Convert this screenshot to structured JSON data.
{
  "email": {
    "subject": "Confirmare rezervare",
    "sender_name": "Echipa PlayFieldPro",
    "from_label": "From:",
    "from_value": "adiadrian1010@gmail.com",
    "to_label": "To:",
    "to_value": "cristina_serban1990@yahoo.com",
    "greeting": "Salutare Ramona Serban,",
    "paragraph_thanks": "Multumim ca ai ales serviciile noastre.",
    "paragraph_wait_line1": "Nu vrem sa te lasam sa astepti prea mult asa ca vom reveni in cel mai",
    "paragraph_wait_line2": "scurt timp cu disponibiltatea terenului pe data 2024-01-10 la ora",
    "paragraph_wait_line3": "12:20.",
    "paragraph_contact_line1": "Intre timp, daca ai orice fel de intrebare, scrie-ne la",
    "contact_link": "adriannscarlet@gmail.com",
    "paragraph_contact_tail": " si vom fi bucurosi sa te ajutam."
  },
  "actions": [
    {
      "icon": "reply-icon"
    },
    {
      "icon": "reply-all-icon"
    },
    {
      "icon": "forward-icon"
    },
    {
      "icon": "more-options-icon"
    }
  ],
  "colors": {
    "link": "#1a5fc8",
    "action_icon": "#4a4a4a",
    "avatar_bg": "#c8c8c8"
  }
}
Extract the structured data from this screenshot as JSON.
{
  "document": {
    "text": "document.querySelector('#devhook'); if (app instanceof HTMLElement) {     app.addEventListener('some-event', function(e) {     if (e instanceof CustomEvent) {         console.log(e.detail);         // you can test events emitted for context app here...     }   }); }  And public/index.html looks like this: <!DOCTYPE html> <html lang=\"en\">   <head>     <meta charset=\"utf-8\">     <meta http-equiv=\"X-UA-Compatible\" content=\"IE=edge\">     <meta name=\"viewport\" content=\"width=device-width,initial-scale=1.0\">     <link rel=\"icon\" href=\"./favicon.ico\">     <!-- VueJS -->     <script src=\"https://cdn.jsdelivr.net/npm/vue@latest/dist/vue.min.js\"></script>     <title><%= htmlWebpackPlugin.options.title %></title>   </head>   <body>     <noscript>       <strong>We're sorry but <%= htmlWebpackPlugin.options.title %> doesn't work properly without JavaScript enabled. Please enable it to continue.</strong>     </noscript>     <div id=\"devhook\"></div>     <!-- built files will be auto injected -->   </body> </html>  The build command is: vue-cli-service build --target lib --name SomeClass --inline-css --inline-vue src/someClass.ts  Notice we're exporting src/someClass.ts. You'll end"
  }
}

--

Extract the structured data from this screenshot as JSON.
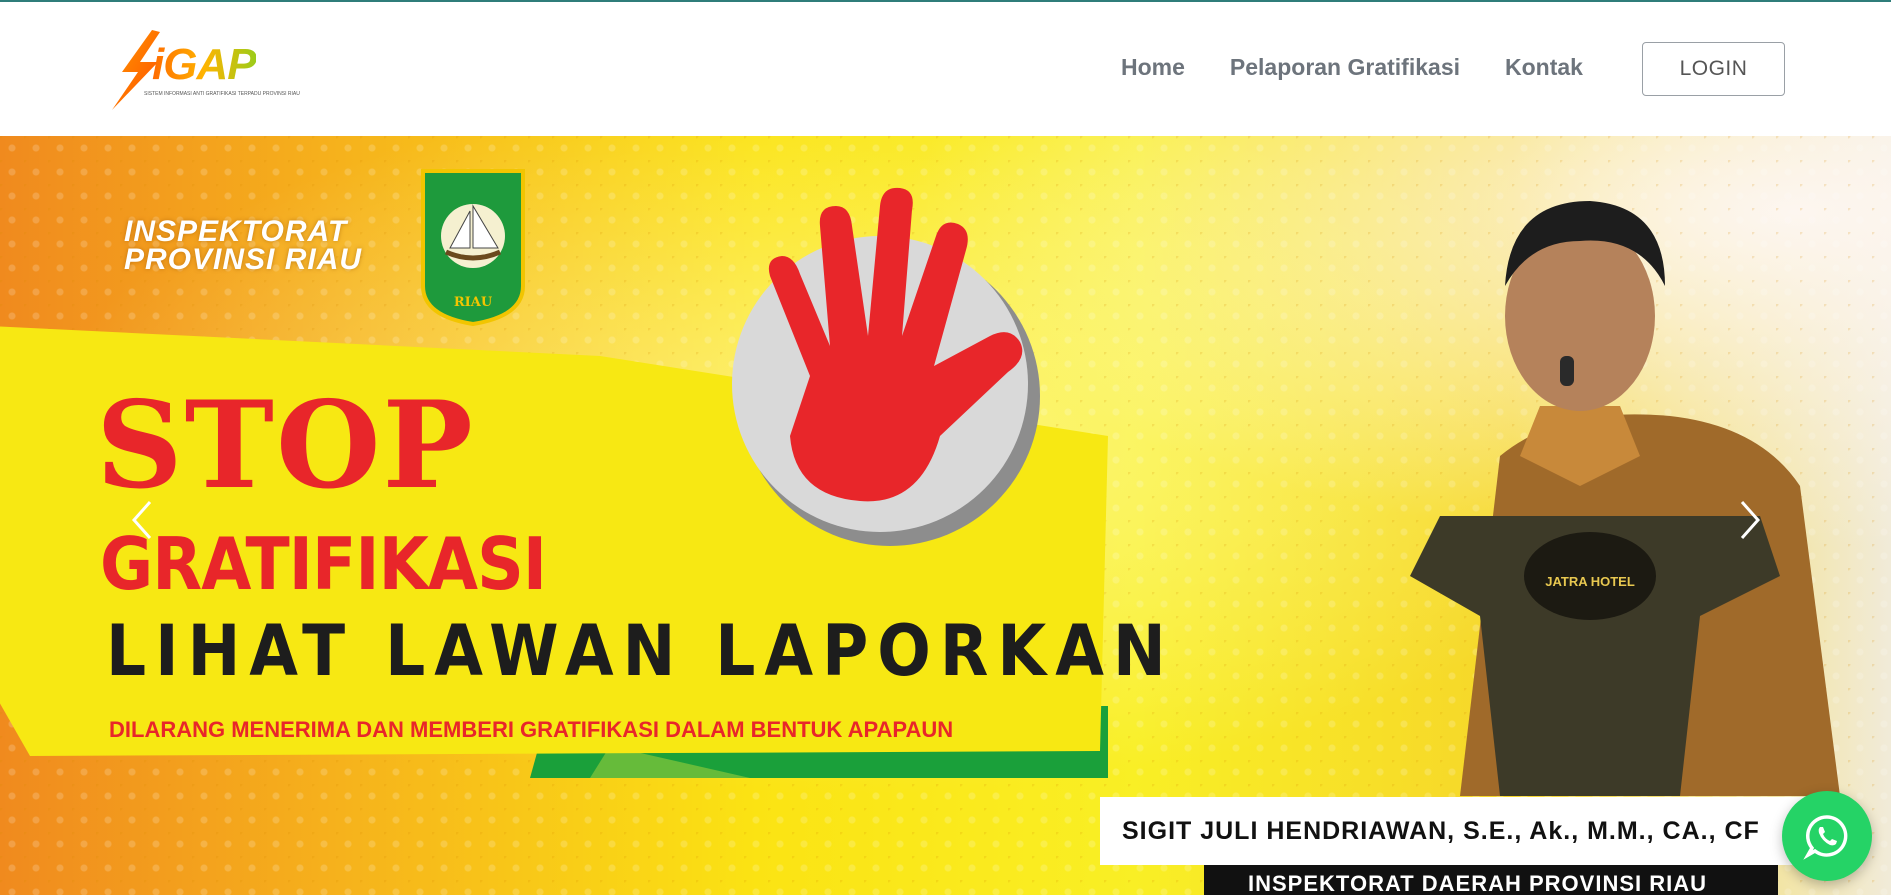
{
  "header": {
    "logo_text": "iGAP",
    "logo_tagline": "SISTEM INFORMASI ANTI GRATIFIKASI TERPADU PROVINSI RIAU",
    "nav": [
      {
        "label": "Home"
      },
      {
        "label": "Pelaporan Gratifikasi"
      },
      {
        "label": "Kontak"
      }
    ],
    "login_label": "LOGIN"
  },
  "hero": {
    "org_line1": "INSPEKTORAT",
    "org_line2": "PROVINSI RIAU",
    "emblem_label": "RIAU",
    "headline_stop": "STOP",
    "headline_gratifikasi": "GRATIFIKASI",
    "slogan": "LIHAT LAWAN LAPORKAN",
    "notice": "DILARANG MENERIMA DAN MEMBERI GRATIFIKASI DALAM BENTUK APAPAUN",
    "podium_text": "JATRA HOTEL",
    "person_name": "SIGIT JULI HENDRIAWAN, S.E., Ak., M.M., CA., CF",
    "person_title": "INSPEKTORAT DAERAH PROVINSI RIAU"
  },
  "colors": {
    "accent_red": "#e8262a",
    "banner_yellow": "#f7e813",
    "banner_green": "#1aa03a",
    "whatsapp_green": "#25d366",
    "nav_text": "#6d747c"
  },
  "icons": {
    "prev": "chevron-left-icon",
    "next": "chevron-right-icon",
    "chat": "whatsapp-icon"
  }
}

--

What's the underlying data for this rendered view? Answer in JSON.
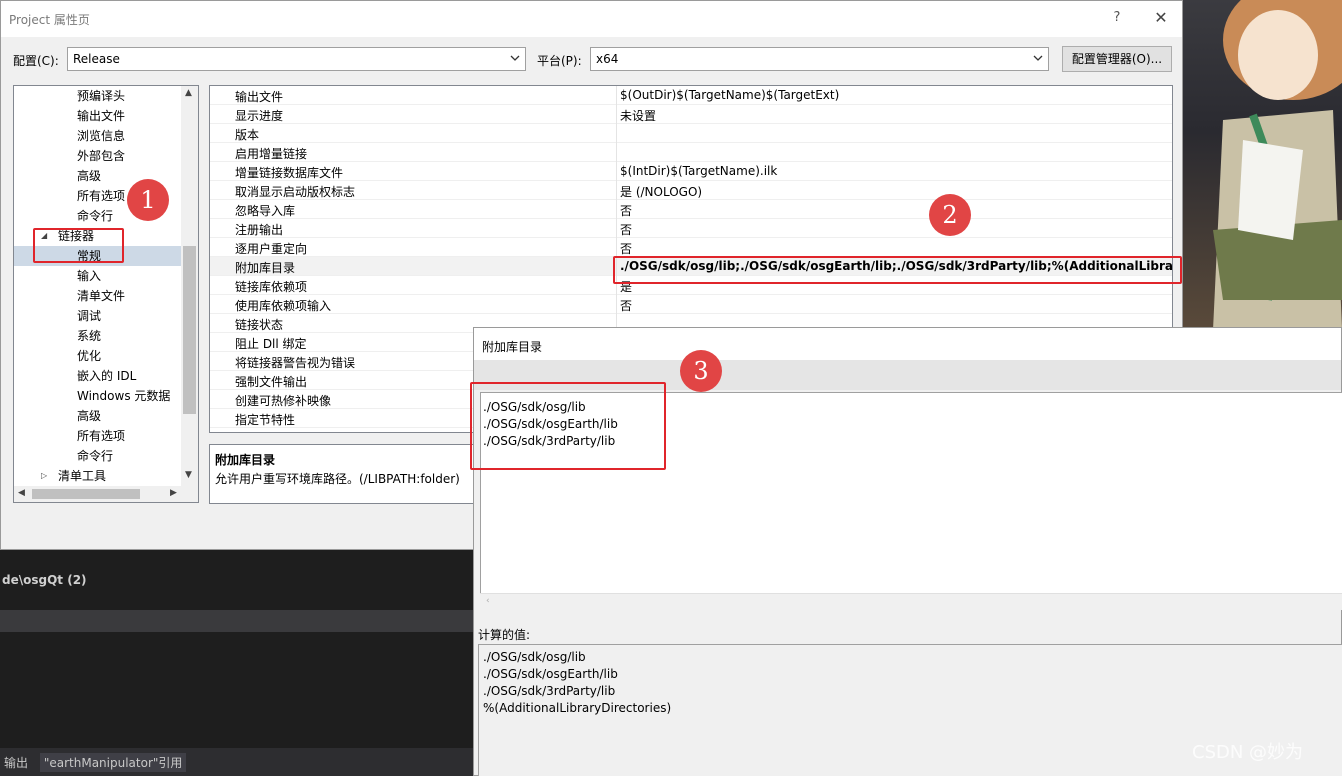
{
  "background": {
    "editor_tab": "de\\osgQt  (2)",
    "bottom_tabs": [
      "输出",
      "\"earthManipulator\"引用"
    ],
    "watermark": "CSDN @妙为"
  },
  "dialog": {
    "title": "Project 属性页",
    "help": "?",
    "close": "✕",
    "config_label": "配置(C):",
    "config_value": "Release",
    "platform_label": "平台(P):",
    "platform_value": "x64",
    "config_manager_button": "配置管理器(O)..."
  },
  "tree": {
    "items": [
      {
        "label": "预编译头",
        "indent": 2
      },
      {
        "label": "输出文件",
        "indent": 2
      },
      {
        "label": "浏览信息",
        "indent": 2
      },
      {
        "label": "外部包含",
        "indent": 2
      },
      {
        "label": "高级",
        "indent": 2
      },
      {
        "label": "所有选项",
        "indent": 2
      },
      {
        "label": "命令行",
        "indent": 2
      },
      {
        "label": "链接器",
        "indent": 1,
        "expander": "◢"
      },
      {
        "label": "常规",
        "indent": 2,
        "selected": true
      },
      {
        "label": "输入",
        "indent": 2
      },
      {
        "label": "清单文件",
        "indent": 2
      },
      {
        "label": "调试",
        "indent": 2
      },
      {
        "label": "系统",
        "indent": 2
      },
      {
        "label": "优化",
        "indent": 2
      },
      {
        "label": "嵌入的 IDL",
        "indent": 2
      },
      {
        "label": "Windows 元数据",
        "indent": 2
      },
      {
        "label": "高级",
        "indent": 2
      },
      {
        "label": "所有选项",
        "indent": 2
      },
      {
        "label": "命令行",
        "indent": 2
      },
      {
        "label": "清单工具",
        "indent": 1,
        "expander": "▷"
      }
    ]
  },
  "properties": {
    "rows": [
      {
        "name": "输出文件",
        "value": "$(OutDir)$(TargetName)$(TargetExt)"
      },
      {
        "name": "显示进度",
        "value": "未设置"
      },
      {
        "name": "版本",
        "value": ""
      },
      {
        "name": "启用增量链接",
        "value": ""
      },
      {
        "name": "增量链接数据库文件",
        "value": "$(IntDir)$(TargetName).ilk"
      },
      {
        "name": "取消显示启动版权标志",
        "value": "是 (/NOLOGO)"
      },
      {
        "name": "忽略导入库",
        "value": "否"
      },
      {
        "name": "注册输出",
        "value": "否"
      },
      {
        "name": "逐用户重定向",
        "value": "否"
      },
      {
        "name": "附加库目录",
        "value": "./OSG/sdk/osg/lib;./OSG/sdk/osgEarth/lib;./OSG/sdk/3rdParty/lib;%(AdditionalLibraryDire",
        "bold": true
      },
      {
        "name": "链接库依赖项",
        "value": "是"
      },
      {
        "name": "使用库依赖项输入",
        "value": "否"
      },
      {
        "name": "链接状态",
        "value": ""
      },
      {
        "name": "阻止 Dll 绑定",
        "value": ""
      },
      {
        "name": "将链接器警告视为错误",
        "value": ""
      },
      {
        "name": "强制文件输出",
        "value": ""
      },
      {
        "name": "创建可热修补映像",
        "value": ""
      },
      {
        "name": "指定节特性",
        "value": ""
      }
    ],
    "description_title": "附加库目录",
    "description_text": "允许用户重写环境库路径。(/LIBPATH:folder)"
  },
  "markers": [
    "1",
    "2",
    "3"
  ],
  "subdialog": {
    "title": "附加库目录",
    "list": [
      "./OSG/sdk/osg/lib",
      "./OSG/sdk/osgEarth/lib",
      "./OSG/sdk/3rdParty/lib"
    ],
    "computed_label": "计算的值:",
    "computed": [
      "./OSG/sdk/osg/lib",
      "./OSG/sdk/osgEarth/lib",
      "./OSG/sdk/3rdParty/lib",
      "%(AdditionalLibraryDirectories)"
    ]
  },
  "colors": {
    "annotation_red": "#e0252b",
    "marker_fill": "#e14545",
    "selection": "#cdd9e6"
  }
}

--

◆ Stated goal
Say how many lines of the data include the string "TargetName". Nothing other than the number should be given.

◆ Solution
2